** Exercise requirements **
Could you copy the listing word for word, from the line that contains "Give me the" up to and including the line that contains "Text: 3: 3 [201, 65, 230, 207]", leaving the pictures out?

** Stored records **

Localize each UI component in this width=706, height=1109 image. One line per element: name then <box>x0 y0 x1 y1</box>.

--

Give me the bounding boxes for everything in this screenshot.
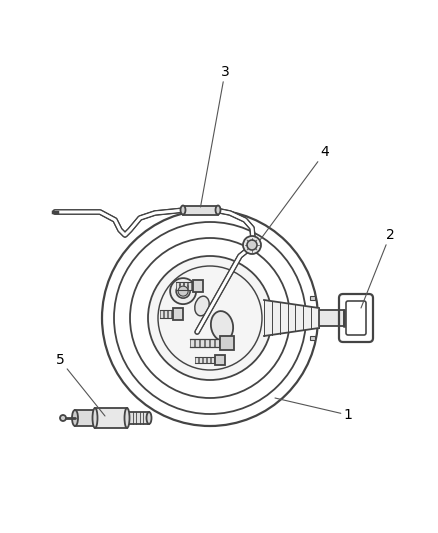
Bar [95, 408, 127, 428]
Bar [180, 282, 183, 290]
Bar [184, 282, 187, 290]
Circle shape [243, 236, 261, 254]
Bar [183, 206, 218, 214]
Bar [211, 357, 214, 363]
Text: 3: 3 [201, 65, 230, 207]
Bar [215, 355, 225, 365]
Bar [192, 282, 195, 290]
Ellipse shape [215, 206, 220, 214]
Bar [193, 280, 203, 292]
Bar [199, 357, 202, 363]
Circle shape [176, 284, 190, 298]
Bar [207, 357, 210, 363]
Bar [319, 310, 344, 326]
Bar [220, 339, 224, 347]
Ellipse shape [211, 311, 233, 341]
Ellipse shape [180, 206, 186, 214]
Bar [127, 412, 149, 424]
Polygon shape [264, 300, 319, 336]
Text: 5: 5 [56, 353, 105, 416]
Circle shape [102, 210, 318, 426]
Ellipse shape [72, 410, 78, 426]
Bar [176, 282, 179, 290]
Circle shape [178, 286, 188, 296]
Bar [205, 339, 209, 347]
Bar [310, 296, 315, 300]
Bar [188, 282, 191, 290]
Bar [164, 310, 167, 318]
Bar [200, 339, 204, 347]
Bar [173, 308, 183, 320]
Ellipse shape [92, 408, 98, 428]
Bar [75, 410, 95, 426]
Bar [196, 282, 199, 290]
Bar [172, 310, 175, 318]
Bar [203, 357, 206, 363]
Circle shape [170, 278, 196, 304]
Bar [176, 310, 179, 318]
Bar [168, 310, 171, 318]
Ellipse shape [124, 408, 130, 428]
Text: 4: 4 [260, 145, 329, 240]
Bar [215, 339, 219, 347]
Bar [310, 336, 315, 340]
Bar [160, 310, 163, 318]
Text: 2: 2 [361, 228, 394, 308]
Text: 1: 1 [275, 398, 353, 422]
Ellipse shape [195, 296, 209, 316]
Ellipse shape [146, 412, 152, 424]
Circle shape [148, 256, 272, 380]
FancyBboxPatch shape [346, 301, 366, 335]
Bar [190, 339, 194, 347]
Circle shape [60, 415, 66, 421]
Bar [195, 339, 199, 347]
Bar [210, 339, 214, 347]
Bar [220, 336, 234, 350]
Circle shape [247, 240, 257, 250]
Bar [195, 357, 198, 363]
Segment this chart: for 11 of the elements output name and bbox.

** Solution for this problem **
Give me the bounding boxes for everything in this screenshot.
Bar [95, 408, 127, 428]
Bar [180, 282, 183, 290]
Bar [184, 282, 187, 290]
Circle shape [243, 236, 261, 254]
Bar [183, 206, 218, 214]
Bar [211, 357, 214, 363]
Text: 3: 3 [201, 65, 230, 207]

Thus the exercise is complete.